Stored items:
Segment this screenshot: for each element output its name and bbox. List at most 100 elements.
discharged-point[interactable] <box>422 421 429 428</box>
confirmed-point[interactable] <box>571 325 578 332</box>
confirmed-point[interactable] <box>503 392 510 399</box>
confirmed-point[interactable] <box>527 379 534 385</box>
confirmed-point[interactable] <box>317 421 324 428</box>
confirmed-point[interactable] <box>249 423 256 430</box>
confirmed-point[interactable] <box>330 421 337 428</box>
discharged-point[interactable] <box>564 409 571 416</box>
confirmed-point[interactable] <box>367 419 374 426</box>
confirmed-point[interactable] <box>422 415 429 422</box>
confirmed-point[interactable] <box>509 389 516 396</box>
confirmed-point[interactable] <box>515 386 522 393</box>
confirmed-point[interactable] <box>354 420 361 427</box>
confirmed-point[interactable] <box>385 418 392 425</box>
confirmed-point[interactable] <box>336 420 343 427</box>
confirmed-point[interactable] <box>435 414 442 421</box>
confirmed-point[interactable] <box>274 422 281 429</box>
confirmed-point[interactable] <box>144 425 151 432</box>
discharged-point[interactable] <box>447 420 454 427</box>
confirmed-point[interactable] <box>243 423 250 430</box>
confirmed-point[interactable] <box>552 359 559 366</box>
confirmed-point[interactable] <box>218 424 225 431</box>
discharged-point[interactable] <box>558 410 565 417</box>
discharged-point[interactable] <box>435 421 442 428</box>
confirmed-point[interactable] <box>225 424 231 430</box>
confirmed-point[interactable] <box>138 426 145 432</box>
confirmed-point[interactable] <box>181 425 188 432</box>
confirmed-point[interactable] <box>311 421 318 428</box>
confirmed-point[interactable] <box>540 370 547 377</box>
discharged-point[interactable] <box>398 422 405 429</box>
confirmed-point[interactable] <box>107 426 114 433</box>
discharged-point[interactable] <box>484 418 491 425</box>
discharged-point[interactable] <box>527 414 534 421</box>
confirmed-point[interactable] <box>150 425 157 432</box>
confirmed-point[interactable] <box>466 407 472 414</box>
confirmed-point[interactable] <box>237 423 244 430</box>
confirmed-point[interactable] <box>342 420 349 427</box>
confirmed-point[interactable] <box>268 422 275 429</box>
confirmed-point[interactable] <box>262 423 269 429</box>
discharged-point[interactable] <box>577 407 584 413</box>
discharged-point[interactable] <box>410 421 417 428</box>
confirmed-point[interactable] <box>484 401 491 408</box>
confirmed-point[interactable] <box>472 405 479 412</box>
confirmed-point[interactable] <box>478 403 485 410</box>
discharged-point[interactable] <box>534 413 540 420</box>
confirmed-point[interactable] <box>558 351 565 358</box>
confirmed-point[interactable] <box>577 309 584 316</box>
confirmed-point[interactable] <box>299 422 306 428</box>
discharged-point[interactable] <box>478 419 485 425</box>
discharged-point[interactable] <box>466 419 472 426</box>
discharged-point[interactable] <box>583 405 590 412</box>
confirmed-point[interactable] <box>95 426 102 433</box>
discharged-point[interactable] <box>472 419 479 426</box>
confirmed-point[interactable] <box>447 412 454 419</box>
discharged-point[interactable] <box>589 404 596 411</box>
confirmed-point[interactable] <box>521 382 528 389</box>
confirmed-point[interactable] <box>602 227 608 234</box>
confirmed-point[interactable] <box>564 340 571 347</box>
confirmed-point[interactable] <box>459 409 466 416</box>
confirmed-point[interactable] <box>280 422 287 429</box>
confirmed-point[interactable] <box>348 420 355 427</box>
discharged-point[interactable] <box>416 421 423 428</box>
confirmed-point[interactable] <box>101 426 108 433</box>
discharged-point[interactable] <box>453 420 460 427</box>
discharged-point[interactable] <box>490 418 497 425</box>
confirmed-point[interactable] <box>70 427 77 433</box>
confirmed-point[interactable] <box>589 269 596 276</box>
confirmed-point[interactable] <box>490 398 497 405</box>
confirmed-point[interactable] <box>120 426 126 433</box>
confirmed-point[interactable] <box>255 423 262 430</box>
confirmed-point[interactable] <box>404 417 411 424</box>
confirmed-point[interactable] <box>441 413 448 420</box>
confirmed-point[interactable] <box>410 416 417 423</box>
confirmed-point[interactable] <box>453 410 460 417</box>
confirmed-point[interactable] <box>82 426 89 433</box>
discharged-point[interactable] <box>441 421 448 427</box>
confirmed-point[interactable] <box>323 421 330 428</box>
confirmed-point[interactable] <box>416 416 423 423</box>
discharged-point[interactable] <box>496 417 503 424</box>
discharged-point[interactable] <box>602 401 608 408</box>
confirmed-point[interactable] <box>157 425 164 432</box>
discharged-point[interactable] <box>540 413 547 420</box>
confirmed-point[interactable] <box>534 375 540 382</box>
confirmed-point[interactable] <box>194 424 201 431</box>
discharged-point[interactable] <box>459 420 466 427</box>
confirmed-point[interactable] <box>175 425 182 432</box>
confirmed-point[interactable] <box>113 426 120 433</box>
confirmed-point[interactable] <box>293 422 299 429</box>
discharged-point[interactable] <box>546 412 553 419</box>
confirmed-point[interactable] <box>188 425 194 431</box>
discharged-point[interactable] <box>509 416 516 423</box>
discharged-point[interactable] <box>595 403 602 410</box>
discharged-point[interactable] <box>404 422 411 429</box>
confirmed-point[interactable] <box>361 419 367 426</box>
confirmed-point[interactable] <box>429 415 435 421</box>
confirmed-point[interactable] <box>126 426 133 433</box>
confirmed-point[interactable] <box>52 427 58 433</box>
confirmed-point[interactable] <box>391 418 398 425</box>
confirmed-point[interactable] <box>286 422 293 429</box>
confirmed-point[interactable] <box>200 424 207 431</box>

• Exercise goal: Copy every line of the listing above without changing anything.

• The answer:
Segment this screenshot: for each element output its name and bbox. List at most 100 elements.
discharged-point[interactable] <box>422 421 429 428</box>
confirmed-point[interactable] <box>571 325 578 332</box>
confirmed-point[interactable] <box>503 392 510 399</box>
confirmed-point[interactable] <box>527 379 534 385</box>
confirmed-point[interactable] <box>317 421 324 428</box>
confirmed-point[interactable] <box>249 423 256 430</box>
confirmed-point[interactable] <box>330 421 337 428</box>
discharged-point[interactable] <box>564 409 571 416</box>
confirmed-point[interactable] <box>367 419 374 426</box>
confirmed-point[interactable] <box>422 415 429 422</box>
confirmed-point[interactable] <box>509 389 516 396</box>
confirmed-point[interactable] <box>515 386 522 393</box>
confirmed-point[interactable] <box>354 420 361 427</box>
confirmed-point[interactable] <box>385 418 392 425</box>
confirmed-point[interactable] <box>336 420 343 427</box>
confirmed-point[interactable] <box>435 414 442 421</box>
confirmed-point[interactable] <box>274 422 281 429</box>
confirmed-point[interactable] <box>144 425 151 432</box>
discharged-point[interactable] <box>447 420 454 427</box>
confirmed-point[interactable] <box>243 423 250 430</box>
confirmed-point[interactable] <box>552 359 559 366</box>
confirmed-point[interactable] <box>218 424 225 431</box>
discharged-point[interactable] <box>558 410 565 417</box>
discharged-point[interactable] <box>435 421 442 428</box>
confirmed-point[interactable] <box>225 424 231 430</box>
confirmed-point[interactable] <box>138 426 145 432</box>
confirmed-point[interactable] <box>181 425 188 432</box>
confirmed-point[interactable] <box>311 421 318 428</box>
confirmed-point[interactable] <box>540 370 547 377</box>
discharged-point[interactable] <box>398 422 405 429</box>
confirmed-point[interactable] <box>107 426 114 433</box>
discharged-point[interactable] <box>484 418 491 425</box>
discharged-point[interactable] <box>527 414 534 421</box>
confirmed-point[interactable] <box>150 425 157 432</box>
confirmed-point[interactable] <box>466 407 472 414</box>
confirmed-point[interactable] <box>237 423 244 430</box>
confirmed-point[interactable] <box>342 420 349 427</box>
confirmed-point[interactable] <box>268 422 275 429</box>
confirmed-point[interactable] <box>262 423 269 429</box>
discharged-point[interactable] <box>577 407 584 413</box>
discharged-point[interactable] <box>410 421 417 428</box>
confirmed-point[interactable] <box>484 401 491 408</box>
confirmed-point[interactable] <box>472 405 479 412</box>
confirmed-point[interactable] <box>478 403 485 410</box>
discharged-point[interactable] <box>534 413 540 420</box>
confirmed-point[interactable] <box>558 351 565 358</box>
confirmed-point[interactable] <box>577 309 584 316</box>
confirmed-point[interactable] <box>299 422 306 428</box>
discharged-point[interactable] <box>478 419 485 425</box>
discharged-point[interactable] <box>466 419 472 426</box>
discharged-point[interactable] <box>583 405 590 412</box>
confirmed-point[interactable] <box>95 426 102 433</box>
discharged-point[interactable] <box>472 419 479 426</box>
confirmed-point[interactable] <box>447 412 454 419</box>
discharged-point[interactable] <box>589 404 596 411</box>
confirmed-point[interactable] <box>521 382 528 389</box>
confirmed-point[interactable] <box>602 227 608 234</box>
confirmed-point[interactable] <box>564 340 571 347</box>
confirmed-point[interactable] <box>459 409 466 416</box>
confirmed-point[interactable] <box>280 422 287 429</box>
confirmed-point[interactable] <box>348 420 355 427</box>
discharged-point[interactable] <box>416 421 423 428</box>
confirmed-point[interactable] <box>101 426 108 433</box>
discharged-point[interactable] <box>453 420 460 427</box>
discharged-point[interactable] <box>490 418 497 425</box>
confirmed-point[interactable] <box>70 427 77 433</box>
confirmed-point[interactable] <box>589 269 596 276</box>
confirmed-point[interactable] <box>490 398 497 405</box>
confirmed-point[interactable] <box>120 426 126 433</box>
confirmed-point[interactable] <box>255 423 262 430</box>
confirmed-point[interactable] <box>404 417 411 424</box>
confirmed-point[interactable] <box>441 413 448 420</box>
confirmed-point[interactable] <box>410 416 417 423</box>
confirmed-point[interactable] <box>453 410 460 417</box>
confirmed-point[interactable] <box>82 426 89 433</box>
discharged-point[interactable] <box>441 421 448 427</box>
confirmed-point[interactable] <box>323 421 330 428</box>
confirmed-point[interactable] <box>416 416 423 423</box>
discharged-point[interactable] <box>496 417 503 424</box>
discharged-point[interactable] <box>602 401 608 408</box>
confirmed-point[interactable] <box>157 425 164 432</box>
discharged-point[interactable] <box>540 413 547 420</box>
confirmed-point[interactable] <box>534 375 540 382</box>
confirmed-point[interactable] <box>194 424 201 431</box>
discharged-point[interactable] <box>459 420 466 427</box>
confirmed-point[interactable] <box>175 425 182 432</box>
confirmed-point[interactable] <box>113 426 120 433</box>
confirmed-point[interactable] <box>293 422 299 429</box>
discharged-point[interactable] <box>546 412 553 419</box>
confirmed-point[interactable] <box>188 425 194 431</box>
discharged-point[interactable] <box>509 416 516 423</box>
discharged-point[interactable] <box>595 403 602 410</box>
discharged-point[interactable] <box>404 422 411 429</box>
confirmed-point[interactable] <box>361 419 367 426</box>
confirmed-point[interactable] <box>429 415 435 421</box>
confirmed-point[interactable] <box>126 426 133 433</box>
confirmed-point[interactable] <box>52 427 58 433</box>
confirmed-point[interactable] <box>391 418 398 425</box>
confirmed-point[interactable] <box>286 422 293 429</box>
confirmed-point[interactable] <box>200 424 207 431</box>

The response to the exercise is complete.